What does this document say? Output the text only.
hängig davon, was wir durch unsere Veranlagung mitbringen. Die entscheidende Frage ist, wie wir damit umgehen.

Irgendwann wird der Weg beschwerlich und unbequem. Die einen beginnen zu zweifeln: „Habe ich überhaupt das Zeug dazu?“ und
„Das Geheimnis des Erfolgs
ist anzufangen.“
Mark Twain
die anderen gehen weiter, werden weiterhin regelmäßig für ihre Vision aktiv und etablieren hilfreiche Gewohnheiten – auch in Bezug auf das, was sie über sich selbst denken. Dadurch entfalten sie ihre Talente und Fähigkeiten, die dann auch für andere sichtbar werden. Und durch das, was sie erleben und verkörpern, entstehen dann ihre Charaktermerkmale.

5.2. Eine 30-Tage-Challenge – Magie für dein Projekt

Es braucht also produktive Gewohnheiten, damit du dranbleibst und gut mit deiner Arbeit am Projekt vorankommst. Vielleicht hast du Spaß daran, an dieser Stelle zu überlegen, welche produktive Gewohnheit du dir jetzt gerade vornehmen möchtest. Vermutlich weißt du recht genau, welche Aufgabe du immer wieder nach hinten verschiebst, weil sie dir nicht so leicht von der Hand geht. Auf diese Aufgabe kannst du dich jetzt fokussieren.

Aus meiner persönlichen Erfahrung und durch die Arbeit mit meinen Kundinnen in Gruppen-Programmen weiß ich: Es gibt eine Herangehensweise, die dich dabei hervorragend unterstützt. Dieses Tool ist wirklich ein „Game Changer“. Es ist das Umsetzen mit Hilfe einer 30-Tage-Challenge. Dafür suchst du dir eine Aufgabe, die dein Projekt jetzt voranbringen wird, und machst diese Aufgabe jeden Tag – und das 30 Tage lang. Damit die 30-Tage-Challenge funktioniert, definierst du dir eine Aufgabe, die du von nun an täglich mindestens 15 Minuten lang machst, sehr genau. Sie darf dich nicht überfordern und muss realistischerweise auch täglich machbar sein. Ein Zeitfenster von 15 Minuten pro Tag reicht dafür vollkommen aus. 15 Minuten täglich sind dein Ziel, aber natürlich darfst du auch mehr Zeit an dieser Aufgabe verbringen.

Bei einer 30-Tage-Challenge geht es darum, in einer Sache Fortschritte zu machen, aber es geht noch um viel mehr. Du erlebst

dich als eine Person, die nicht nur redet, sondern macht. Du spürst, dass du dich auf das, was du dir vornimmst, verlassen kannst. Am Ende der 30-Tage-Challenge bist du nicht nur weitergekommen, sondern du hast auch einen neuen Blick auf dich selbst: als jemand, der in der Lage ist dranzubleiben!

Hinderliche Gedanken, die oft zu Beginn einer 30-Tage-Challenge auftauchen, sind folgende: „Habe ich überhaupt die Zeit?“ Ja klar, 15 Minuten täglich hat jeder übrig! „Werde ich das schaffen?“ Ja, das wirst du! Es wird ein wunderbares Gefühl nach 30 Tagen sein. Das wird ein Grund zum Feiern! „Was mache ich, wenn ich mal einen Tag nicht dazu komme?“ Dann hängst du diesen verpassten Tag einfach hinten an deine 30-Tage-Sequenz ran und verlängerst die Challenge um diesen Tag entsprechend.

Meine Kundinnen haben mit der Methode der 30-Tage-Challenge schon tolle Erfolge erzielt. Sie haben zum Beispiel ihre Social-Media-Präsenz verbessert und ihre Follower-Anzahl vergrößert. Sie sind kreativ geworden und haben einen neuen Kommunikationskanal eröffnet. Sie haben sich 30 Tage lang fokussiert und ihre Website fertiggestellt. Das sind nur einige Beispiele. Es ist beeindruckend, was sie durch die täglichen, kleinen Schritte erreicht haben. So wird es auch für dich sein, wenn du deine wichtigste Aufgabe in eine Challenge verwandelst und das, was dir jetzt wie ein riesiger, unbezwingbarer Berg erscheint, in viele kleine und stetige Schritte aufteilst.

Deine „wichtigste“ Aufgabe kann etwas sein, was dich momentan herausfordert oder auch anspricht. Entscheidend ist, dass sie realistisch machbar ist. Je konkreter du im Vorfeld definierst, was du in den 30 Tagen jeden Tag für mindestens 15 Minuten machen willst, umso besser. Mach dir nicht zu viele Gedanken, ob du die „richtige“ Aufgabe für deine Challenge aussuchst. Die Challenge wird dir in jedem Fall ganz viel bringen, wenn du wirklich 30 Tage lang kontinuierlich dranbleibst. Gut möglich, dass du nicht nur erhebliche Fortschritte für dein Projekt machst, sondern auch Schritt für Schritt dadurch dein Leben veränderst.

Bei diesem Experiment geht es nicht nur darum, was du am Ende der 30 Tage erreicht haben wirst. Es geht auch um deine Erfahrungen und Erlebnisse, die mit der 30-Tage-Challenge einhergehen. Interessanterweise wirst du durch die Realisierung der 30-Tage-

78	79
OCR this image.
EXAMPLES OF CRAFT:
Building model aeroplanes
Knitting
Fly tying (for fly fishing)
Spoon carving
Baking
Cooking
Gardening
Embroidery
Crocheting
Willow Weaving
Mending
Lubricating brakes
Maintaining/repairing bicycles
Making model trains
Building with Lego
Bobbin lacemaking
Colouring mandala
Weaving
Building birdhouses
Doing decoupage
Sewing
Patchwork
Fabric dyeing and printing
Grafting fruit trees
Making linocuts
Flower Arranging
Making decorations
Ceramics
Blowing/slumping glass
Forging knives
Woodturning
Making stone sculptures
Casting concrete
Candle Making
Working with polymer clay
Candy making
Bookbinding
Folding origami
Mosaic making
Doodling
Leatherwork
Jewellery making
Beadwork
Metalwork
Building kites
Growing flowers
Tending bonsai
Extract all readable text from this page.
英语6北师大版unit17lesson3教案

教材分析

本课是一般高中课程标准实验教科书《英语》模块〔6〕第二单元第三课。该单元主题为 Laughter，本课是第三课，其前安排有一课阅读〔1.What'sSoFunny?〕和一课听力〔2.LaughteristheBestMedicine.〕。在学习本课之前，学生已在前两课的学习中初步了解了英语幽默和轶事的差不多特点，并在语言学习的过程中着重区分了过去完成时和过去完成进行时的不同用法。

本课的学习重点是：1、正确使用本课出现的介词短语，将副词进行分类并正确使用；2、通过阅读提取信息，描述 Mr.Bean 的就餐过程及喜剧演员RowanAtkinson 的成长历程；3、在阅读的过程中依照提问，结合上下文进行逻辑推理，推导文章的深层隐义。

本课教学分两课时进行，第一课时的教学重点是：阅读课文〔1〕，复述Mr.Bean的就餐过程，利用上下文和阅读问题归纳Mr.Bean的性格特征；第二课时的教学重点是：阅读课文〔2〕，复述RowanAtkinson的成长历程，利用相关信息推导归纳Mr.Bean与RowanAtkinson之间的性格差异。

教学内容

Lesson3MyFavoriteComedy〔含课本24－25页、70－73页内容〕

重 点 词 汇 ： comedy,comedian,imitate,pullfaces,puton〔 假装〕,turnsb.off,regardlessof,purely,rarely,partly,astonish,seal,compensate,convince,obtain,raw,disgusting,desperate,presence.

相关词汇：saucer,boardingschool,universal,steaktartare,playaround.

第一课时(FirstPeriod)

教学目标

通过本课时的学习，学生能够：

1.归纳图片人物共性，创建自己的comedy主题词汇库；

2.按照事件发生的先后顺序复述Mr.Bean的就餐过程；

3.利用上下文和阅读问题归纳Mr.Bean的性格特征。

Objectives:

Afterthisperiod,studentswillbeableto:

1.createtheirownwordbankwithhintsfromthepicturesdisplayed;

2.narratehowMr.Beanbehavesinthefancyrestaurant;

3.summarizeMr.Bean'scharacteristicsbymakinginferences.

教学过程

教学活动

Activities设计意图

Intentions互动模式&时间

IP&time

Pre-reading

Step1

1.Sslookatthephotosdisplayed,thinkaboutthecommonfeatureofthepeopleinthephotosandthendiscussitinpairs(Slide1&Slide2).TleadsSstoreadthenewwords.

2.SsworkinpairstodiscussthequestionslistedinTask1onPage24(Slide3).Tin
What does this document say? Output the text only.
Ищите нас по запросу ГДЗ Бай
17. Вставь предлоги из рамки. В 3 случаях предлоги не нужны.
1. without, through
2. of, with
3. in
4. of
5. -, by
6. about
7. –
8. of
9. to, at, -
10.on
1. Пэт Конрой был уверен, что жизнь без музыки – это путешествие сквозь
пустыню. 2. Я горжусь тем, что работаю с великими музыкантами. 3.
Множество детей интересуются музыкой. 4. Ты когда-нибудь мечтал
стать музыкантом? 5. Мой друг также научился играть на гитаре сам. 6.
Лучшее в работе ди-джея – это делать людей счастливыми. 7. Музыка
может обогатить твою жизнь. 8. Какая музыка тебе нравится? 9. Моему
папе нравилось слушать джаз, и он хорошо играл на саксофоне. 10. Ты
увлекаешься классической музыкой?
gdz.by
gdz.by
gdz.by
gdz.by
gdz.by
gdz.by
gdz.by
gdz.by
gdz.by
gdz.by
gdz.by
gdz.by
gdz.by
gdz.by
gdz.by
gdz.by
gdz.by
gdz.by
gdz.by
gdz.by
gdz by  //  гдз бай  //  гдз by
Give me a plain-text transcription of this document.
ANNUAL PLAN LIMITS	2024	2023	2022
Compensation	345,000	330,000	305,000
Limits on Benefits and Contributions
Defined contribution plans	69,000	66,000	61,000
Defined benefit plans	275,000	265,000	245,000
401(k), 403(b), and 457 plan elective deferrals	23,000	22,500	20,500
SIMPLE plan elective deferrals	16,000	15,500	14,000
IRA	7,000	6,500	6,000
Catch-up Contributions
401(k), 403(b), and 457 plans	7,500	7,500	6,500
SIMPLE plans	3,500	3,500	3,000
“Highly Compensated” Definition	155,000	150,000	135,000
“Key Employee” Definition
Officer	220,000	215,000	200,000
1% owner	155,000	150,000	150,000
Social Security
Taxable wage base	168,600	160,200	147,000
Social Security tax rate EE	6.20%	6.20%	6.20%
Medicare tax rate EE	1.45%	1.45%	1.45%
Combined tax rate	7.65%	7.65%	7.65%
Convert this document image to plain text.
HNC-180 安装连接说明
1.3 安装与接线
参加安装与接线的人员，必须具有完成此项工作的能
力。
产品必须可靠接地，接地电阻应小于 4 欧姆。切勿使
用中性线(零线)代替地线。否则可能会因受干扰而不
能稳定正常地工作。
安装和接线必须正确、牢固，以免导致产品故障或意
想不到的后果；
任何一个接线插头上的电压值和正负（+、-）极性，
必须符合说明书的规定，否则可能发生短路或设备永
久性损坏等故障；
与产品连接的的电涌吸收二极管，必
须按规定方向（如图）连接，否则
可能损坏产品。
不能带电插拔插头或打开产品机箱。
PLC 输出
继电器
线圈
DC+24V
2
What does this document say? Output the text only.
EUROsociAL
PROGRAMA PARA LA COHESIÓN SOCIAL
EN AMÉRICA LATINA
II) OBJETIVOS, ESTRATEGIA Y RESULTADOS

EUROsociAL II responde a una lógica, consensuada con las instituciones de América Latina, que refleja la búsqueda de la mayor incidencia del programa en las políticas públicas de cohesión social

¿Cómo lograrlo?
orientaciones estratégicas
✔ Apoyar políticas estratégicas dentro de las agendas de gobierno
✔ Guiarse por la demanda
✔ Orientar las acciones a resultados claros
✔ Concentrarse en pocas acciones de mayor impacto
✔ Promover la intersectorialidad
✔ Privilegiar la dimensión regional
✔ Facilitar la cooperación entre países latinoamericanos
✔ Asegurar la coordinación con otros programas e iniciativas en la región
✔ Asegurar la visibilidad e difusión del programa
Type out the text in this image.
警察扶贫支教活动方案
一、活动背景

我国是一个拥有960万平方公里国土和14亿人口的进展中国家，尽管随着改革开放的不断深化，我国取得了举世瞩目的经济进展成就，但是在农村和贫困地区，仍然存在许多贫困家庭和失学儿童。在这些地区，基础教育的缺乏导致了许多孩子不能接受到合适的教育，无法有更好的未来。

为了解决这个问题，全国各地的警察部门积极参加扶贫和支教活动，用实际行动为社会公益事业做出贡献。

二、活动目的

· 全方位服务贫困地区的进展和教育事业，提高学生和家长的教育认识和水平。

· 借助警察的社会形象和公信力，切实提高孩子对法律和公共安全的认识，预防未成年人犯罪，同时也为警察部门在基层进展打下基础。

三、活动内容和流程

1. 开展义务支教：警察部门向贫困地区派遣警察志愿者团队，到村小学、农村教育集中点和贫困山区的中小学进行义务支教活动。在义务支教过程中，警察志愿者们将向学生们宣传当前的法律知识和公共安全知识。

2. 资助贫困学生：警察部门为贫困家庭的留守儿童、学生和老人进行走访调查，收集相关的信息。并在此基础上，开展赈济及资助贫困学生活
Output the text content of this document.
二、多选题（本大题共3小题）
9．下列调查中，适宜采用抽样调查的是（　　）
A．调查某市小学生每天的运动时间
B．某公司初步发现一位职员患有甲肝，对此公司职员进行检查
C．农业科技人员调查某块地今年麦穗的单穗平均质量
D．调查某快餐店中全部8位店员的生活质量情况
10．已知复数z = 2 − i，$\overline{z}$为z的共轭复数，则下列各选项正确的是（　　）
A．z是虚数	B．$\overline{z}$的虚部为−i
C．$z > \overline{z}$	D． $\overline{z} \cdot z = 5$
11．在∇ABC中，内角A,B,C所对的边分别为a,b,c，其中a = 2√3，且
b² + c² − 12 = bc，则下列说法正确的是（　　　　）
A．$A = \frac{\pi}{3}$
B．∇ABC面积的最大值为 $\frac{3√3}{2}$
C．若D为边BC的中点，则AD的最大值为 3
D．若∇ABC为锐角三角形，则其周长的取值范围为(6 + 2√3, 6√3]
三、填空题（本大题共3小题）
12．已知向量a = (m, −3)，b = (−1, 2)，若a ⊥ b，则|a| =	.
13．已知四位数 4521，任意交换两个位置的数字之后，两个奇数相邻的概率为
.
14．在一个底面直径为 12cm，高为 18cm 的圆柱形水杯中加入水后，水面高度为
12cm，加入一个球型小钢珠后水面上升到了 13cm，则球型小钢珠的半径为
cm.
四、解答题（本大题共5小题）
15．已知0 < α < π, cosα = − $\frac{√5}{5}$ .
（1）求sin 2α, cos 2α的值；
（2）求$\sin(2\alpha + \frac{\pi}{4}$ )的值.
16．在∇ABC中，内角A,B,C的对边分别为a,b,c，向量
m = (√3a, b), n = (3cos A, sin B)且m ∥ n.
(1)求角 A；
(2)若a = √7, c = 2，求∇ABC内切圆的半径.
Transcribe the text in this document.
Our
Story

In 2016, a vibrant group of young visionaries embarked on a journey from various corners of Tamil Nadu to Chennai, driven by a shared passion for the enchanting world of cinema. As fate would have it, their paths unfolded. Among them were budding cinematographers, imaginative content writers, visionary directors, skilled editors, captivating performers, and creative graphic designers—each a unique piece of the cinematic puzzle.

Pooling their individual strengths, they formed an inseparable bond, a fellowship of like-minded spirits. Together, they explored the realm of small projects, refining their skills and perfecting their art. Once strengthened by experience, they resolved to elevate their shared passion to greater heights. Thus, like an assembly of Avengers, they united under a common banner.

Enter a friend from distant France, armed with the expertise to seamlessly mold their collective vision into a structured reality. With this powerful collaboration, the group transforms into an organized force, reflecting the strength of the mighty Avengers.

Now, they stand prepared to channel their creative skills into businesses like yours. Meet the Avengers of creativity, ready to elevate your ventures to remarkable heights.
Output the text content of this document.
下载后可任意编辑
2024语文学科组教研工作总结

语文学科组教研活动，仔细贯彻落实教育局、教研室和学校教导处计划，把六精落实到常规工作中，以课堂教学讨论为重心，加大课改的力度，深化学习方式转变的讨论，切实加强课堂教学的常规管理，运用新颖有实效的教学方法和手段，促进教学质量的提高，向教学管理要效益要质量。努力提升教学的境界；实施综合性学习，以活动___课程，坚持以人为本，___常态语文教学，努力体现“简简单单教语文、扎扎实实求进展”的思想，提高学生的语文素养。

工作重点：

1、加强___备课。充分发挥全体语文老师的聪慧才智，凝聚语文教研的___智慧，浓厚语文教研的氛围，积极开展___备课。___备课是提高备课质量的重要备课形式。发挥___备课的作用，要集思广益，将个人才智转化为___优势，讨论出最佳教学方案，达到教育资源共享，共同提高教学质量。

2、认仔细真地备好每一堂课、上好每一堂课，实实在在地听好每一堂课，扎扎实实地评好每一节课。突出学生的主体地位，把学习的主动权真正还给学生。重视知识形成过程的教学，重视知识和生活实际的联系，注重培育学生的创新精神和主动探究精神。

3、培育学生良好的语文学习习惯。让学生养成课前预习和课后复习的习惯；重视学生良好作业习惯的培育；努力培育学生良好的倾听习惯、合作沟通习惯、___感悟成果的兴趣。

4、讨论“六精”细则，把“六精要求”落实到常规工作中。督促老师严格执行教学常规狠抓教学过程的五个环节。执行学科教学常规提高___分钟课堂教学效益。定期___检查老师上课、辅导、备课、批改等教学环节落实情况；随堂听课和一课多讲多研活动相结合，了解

The request: The word "creative" may occur in lines of the records. Report how many such lines there are, giving only the number.

Task result: 2